Our story
Why we wired AI governance into the rails instead of building a wall around the tools.
IT pushes a Chrome policy on Monday; by Tuesday someone has pasted a deal memo into their personal ChatGPT on a phone in a stairwell.
Our own AI use was throttled most of the time, so twenty-minute work became three hours of manual stitching. Watching colleagues route around it was an education. People reached for whatever slipped past the filters.

Anyone running that desk would likely make the same call, given the tooling at the time. The signal was that every new AI tool was a leak waiting to happen, so the cleanest answer was to keep them out.
The backdrop never let up: a regime to satisfy, and every breach headline of the last two years.
What if every AI a firm touched was already supervised the moment it ran?
Not the public chatbots alone, and not the internal assistants in isolation. The assistants embedded in Notion and Slack, the agents a developer pip-installs at eleven at night, the API calls between systems no one has named yet, all compliant by default, audited without a ticket, protected on every prompt before the request leaves the firm. And when the engine cannot decide in time, it fails safe: the prompt goes through, the event lands on the record, and nobody’s work stops.
The path of least resistance wins every time, so make the safe path the easiest one. When the supervised option is also the most convenient, the workarounds quietly stop being worth the effort.
Tens of conversations later, with CCOs and IT leaders across the US, Europe, and the UK, the picture only got more consistent. Firms genuinely want to adopt AI; the appetite and the budget are both there. What holds them back is the compliance risk on every prompt, tool, and model their teams might touch.

Recorded information:

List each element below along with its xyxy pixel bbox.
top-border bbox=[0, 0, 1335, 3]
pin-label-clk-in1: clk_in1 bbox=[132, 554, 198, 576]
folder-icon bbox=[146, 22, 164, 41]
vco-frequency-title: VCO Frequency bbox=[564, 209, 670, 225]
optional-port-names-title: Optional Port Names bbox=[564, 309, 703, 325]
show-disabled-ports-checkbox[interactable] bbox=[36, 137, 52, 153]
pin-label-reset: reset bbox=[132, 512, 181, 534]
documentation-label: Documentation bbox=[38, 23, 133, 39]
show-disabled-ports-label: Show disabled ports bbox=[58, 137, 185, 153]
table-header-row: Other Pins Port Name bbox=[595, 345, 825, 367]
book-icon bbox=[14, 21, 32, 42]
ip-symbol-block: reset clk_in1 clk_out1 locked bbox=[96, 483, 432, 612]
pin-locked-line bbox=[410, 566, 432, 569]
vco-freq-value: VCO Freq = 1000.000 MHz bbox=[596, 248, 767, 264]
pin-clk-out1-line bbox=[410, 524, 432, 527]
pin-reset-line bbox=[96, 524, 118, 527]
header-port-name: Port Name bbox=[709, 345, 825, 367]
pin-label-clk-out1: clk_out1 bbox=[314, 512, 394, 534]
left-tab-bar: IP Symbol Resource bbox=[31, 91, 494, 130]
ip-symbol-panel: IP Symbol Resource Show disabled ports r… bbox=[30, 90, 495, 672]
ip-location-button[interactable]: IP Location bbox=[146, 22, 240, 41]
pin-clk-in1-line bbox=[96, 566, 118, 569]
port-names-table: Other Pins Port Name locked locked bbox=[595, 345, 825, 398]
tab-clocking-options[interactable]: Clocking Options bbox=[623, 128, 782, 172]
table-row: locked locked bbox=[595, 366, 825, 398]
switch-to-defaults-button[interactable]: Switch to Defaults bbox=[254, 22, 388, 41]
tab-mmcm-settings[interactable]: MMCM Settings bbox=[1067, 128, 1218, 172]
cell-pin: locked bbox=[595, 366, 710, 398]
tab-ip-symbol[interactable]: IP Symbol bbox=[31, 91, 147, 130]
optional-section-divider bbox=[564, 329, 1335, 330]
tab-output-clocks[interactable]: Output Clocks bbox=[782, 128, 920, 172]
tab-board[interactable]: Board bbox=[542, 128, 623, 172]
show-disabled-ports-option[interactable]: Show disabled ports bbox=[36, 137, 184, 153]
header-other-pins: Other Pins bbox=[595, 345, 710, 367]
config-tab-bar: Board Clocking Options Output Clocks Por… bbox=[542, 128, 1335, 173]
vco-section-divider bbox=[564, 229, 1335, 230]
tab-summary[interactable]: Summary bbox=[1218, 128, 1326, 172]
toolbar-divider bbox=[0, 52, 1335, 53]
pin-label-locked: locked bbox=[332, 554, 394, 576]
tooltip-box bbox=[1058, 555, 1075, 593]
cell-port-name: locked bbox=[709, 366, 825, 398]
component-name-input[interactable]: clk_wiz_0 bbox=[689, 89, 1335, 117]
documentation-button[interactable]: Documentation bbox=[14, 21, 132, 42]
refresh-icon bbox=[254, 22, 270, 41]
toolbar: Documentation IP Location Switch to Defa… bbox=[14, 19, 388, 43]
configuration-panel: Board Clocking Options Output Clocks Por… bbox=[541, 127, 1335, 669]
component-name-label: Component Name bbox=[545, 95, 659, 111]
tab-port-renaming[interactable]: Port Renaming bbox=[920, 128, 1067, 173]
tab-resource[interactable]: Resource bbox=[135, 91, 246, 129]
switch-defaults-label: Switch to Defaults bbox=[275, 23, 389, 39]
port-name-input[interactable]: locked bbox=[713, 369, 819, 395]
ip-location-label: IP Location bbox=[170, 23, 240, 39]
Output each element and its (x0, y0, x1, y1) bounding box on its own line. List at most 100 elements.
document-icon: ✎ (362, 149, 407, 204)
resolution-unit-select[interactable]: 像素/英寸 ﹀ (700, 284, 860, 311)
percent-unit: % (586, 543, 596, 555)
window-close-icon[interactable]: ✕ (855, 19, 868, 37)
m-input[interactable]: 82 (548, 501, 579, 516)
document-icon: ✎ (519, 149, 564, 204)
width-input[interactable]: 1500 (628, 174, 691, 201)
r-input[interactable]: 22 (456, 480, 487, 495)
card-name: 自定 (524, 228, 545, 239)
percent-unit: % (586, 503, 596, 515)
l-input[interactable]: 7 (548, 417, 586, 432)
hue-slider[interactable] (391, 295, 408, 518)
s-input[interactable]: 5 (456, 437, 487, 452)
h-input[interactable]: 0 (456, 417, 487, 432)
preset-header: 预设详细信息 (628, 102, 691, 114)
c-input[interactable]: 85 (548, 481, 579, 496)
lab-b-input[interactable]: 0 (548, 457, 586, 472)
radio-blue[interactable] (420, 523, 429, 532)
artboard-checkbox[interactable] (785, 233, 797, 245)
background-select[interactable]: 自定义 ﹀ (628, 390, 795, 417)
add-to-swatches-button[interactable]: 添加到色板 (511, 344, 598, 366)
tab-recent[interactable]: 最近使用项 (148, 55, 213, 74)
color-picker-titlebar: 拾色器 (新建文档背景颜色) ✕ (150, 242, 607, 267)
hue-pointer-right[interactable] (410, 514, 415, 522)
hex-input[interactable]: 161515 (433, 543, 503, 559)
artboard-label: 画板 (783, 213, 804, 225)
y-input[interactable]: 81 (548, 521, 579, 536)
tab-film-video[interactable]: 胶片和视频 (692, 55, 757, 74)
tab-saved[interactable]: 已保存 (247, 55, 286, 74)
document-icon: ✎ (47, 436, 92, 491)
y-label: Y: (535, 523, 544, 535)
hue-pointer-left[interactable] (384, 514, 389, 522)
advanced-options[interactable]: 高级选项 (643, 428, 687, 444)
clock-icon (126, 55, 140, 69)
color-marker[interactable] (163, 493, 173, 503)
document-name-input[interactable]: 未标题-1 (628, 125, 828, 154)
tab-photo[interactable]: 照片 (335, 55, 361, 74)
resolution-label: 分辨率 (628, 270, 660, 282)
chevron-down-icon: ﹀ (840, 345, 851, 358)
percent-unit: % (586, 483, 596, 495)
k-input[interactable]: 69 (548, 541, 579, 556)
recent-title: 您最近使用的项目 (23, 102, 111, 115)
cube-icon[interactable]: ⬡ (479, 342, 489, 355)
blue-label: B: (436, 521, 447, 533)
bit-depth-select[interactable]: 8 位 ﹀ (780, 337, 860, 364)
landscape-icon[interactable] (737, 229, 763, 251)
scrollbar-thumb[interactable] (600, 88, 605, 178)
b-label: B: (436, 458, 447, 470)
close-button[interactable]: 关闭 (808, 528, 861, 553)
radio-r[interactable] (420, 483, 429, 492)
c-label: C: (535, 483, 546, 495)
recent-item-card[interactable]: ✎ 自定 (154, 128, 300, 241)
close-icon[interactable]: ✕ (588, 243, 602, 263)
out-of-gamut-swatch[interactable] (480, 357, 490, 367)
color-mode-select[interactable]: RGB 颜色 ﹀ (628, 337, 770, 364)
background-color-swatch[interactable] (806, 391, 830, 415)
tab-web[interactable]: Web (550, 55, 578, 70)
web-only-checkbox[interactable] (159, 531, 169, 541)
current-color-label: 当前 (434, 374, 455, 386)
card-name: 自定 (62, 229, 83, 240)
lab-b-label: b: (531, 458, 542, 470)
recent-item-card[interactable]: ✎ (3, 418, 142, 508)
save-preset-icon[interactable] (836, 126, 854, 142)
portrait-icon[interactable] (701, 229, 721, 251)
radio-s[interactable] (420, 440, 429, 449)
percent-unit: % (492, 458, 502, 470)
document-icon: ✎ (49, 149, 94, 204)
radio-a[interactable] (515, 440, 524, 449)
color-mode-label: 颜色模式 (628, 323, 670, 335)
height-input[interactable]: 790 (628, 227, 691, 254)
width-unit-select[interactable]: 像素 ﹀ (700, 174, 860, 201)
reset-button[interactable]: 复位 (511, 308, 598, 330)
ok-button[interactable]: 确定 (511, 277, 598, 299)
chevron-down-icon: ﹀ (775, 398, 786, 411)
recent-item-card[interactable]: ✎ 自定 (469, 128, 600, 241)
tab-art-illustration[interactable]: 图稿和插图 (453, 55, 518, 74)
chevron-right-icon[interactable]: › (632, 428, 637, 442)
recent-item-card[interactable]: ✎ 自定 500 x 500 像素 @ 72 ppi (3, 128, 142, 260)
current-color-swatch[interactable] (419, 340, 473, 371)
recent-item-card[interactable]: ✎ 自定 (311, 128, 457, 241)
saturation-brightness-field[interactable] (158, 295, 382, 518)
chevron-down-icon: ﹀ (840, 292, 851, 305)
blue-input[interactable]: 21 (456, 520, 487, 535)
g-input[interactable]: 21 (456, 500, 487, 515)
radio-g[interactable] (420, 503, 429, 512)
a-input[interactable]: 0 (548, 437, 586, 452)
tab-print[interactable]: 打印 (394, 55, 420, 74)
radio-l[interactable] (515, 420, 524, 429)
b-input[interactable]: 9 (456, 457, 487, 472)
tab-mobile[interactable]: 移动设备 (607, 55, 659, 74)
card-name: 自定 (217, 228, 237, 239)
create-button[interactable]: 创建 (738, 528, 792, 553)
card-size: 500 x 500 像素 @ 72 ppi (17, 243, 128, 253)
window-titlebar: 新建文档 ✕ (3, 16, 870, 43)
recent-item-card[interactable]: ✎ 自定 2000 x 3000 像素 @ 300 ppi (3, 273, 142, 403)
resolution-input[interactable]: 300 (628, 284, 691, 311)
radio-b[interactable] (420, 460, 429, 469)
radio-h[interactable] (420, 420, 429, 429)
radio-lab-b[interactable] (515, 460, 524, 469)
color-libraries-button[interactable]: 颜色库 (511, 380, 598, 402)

What this task involves: Repeat, word for word, the part of the AI governance text from "Anyone running that" to "nobody’s work stops.". The entries are separate material with no connection to the AI governance text.

Your solution:
Anyone running that desk would likely make the same call, given the tooling at the time. The signal was that every new AI tool was a leak waiting to happen, so the cleanest answer was to keep them out.
The backdrop never let up: a regime to satisfy, and every breach headline of the last two years.
What if every AI a firm touched was already supervised the moment it ran?
Not the public chatbots alone, and not the internal assistants in isolation. The assistants embedded in Notion and Slack, the agents a developer pip-installs at eleven at night, the API calls between systems no one has named yet, all compliant by default, audited without a ticket, protected on every prompt before the request leaves the firm. And when the engine cannot decide in time, it fails safe: the prompt goes through, the event lands on the record, and nobody’s work stops.